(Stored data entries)
□ □ □
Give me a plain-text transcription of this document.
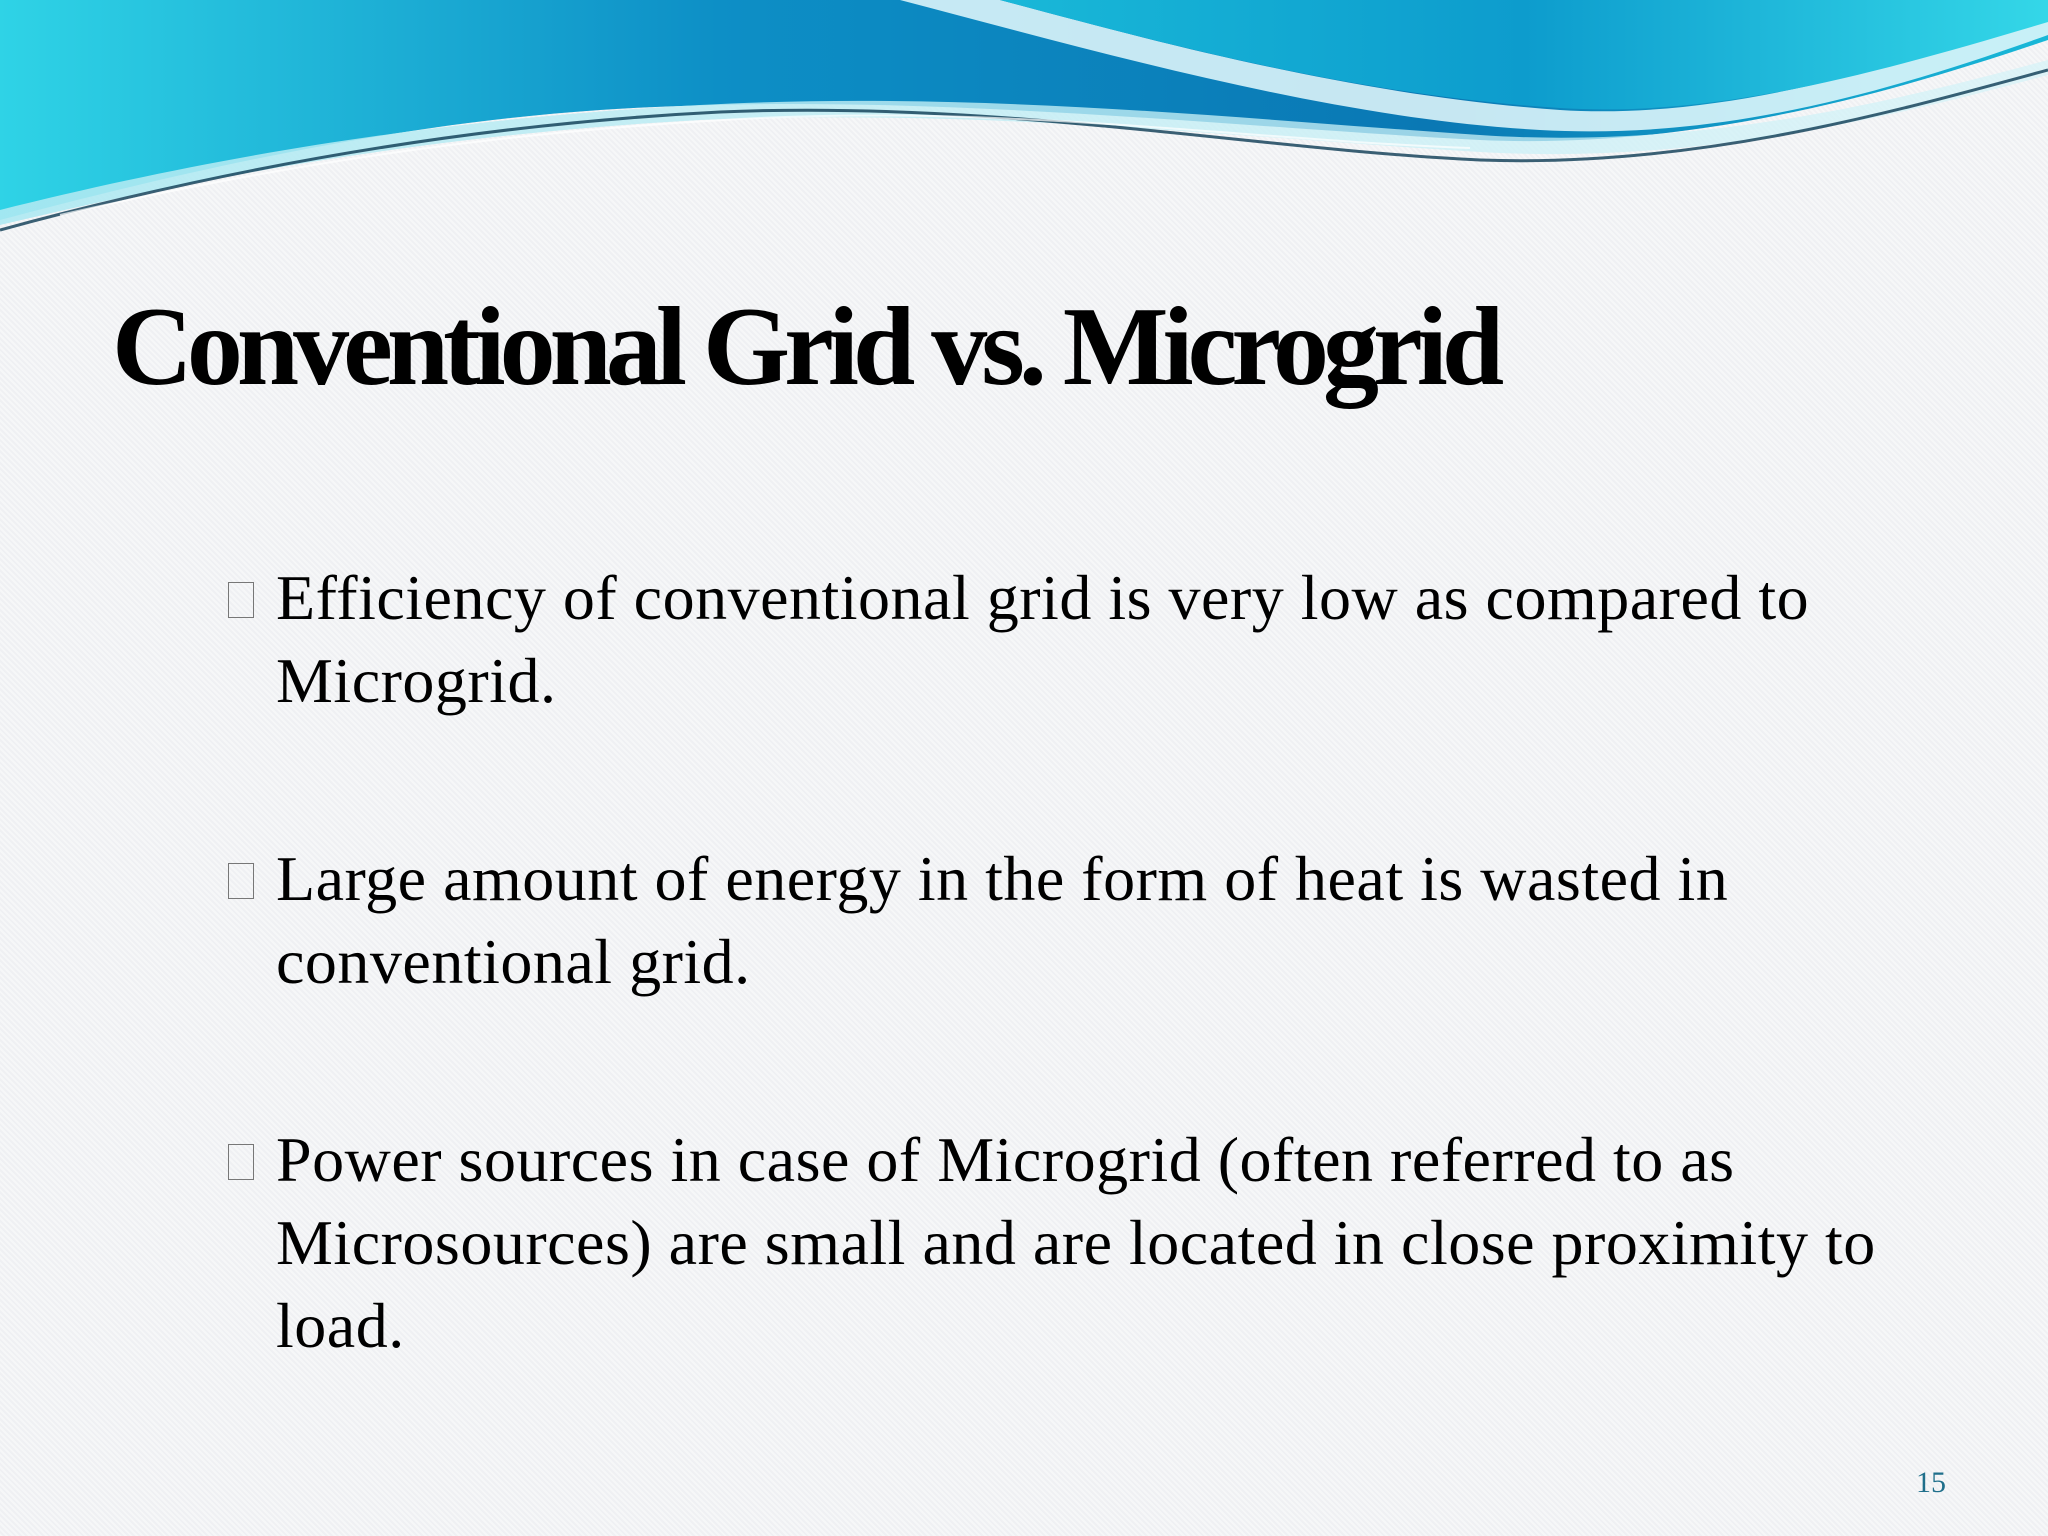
Conventional Grid vs. Microgrid
Efficiency of conventional grid is very low as compared to Microgrid.
Large amount of energy in the form of heat is wasted in conventional grid.
Power sources in case of Microgrid (often referred to as Microsources) are small and are located in close proximity to load.
15
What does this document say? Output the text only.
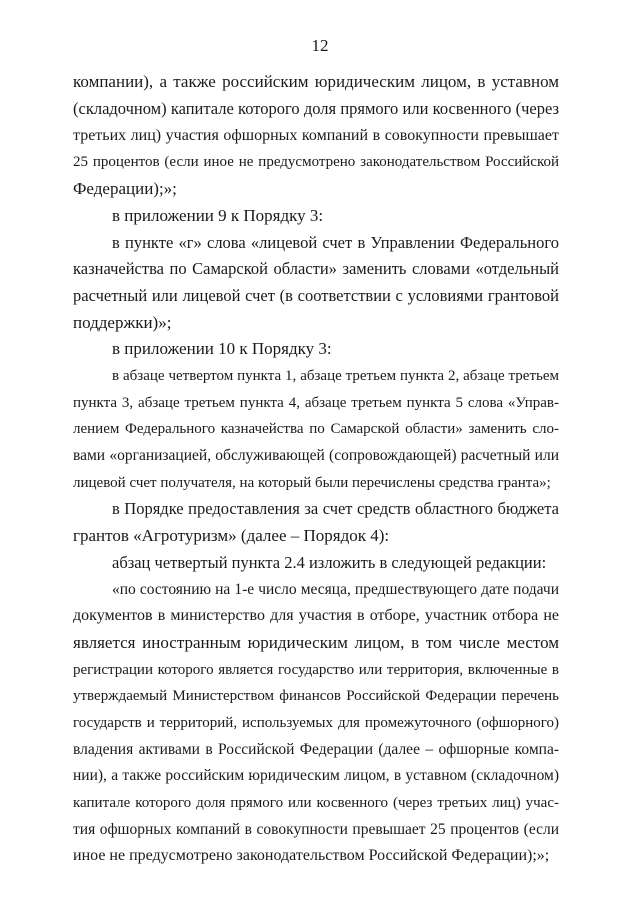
12
компании), а также российским юридическим лицом, в уставном
(складочном) капитале которого доля прямого или косвенного (через
третьих лиц) участия офшорных компаний в совокупности превышает
25 процентов (если иное не предусмотрено законодательством Российской
Федерации);»;
в приложении 9 к Порядку 3:
в пункте «г» слова «лицевой счет в Управлении Федерального
казначейства по Самарской области» заменить словами «отдельный
расчетный или лицевой счет (в соответствии с условиями грантовой
поддержки)»;
в приложении 10 к Порядку 3:
в абзаце четвертом пункта 1, абзаце третьем пункта 2, абзаце третьем
пункта 3, абзаце третьем пункта 4, абзаце третьем пункта 5 слова «Управ-
лением Федерального казначейства по Самарской области» заменить сло-
вами «организацией, обслуживающей (сопровождающей) расчетный или
лицевой счет получателя, на который были перечислены средства гранта»;
в Порядке предоставления за счет средств областного бюджета
грантов «Агротуризм» (далее – Порядок 4):
абзац четвертый пункта 2.4 изложить в следующей редакции:
«по состоянию на 1-е число месяца, предшествующего дате подачи
документов в министерство для участия в отборе, участник отбора не
является иностранным юридическим лицом, в том числе местом
регистрации которого является государство или территория, включенные в
утверждаемый Министерством финансов Российской Федерации перечень
государств и территорий, используемых для промежуточного (офшорного)
владения активами в Российской Федерации (далее – офшорные компа-
нии), а также российским юридическим лицом, в уставном (складочном)
капитале которого доля прямого или косвенного (через третьих лиц) учас-
тия офшорных компаний в совокупности превышает 25 процентов (если
иное не предусмотрено законодательством Российской Федерации);»;
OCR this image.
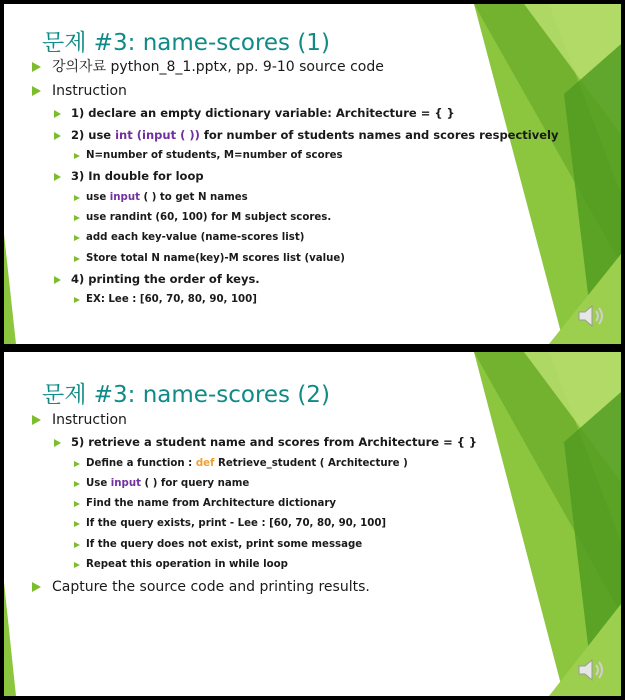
문제 #3: name-scores (1)
강의자료 python_8_1.pptx, pp. 9-10 source code
Instruction
1) declare an empty dictionary variable: Architecture = { }
2) use int (input ( )) for number of students names and scores respectively
N=number of students, M=number of scores
3) In double for loop
use input ( ) to get N names
use randint (60, 100) for M subject scores.
add each key-value (name-scores list)
Store total N name(key)-M scores list (value)
4) printing the order of keys.
EX: Lee : [60, 70, 80, 90, 100]
문제 #3: name-scores (2)
Instruction
5) retrieve a student name and scores from Architecture = { }
Define a function : def Retrieve_student ( Architecture )
Use input ( ) for query name
Find the name from Architecture dictionary
If the query exists, print - Lee : [60, 70, 80, 90, 100]
If the query does not exist, print some message
Repeat this operation in while loop
Capture the source code and printing results.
□ □ □
GIVEN EXERCISE: Print the whole listing above once more, word for word, without its pictures.

OUTPUT FOR THIS TASK:
Give me a plain-text transcription of this document.
Conventional Grid vs. Microgrid
Efficiency of conventional grid is very low as compared to Microgrid.
Large amount of energy in the form of heat is wasted in conventional grid.
Power sources in case of Microgrid (often referred to as Microsources) are small and are located in close proximity to load.
15
What does this document say? Output the text only.
12
компании), а также российским юридическим лицом, в уставном
(складочном) капитале которого доля прямого или косвенного (через
третьих лиц) участия офшорных компаний в совокупности превышает
25 процентов (если иное не предусмотрено законодательством Российской
Федерации);»;
в приложении 9 к Порядку 3:
в пункте «г» слова «лицевой счет в Управлении Федерального
казначейства по Самарской области» заменить словами «отдельный
расчетный или лицевой счет (в соответствии с условиями грантовой
поддержки)»;
в приложении 10 к Порядку 3:
в абзаце четвертом пункта 1, абзаце третьем пункта 2, абзаце третьем
пункта 3, абзаце третьем пункта 4, абзаце третьем пункта 5 слова «Управ-
лением Федерального казначейства по Самарской области» заменить сло-
вами «организацией, обслуживающей (сопровождающей) расчетный или
лицевой счет получателя, на который были перечислены средства гранта»;
в Порядке предоставления за счет средств областного бюджета
грантов «Агротуризм» (далее – Порядок 4):
абзац четвертый пункта 2.4 изложить в следующей редакции:
«по состоянию на 1-е число месяца, предшествующего дате подачи
документов в министерство для участия в отборе, участник отбора не
является иностранным юридическим лицом, в том числе местом
регистрации которого является государство или территория, включенные в
утверждаемый Министерством финансов Российской Федерации перечень
государств и территорий, используемых для промежуточного (офшорного)
владения активами в Российской Федерации (далее – офшорные компа-
нии), а также российским юридическим лицом, в уставном (складочном)
капитале которого доля прямого или косвенного (через третьих лиц) учас-
тия офшорных компаний в совокупности превышает 25 процентов (если
иное не предусмотрено законодательством Российской Федерации);»;
OCR this image.
문제 #3: name-scores (1)
강의자료 python_8_1.pptx, pp. 9-10 source code
Instruction
1) declare an empty dictionary variable: Architecture = { }
2) use int (input ( )) for number of students names and scores respectively
N=number of students, M=number of scores
3) In double for loop
use input ( ) to get N names
use randint (60, 100) for M subject scores.
add each key-value (name-scores list)
Store total N name(key)-M scores list (value)
4) printing the order of keys.
EX: Lee : [60, 70, 80, 90, 100]
문제 #3: name-scores (2)
Instruction
5) retrieve a student name and scores from Architecture = { }
Define a function : def Retrieve_student ( Architecture )
Use input ( ) for query name
Find the name from Architecture dictionary
If the query exists, print - Lee : [60, 70, 80, 90, 100]
If the query does not exist, print some message
Repeat this operation in while loop
Capture the source code and printing results.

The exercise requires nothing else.